WRITTEN PROBLEM: Take the data below and repeat it exactly.

(Records excerpted from a collection)
<<<<

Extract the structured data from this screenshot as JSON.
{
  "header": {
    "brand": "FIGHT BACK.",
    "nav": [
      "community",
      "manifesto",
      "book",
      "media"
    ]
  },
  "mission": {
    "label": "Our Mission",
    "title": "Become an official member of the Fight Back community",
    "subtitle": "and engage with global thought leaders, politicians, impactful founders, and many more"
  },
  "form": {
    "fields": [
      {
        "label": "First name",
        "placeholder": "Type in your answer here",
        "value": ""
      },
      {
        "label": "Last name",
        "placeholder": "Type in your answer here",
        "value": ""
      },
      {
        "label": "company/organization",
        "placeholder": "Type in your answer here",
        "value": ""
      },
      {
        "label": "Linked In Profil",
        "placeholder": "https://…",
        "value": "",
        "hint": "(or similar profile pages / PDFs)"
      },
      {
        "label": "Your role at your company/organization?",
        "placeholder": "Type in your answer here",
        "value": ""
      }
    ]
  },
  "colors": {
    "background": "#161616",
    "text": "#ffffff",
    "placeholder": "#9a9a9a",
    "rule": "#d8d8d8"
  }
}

>>>>

EXERCISE SOLUTION:
Extract the structured data from this screenshot as JSON.
{
  "header": {
    "brand": "FIGHT BACK.",
    "nav": [
      "community",
      "manifesto",
      "book",
      "media"
    ]
  },
  "mission": {
    "label": "Our Mission",
    "title": "Become an official member of the Fight Back community",
    "subtitle": "and engage with global thought leaders, politicians, impactful founders, and many more"
  },
  "form": {
    "fields": [
      {
        "label": "First name",
        "placeholder": "Type in your answer here",
        "value": ""
      },
      {
        "label": "Last name",
        "placeholder": "Type in your answer here",
        "value": ""
      },
      {
        "label": "company/organization",
        "placeholder": "Type in your answer here",
        "value": ""
      },
      {
        "label": "Linked In Profil",
        "placeholder": "https://…",
        "value": "",
        "hint": "(or similar profile pages / PDFs)"
      },
      {
        "label": "Your role at your company/organization?",
        "placeholder": "Type in your answer here",
        "value": ""
      }
    ]
  },
  "colors": {
    "background": "#161616",
    "text": "#ffffff",
    "placeholder": "#9a9a9a",
    "rule": "#d8d8d8"
  }
}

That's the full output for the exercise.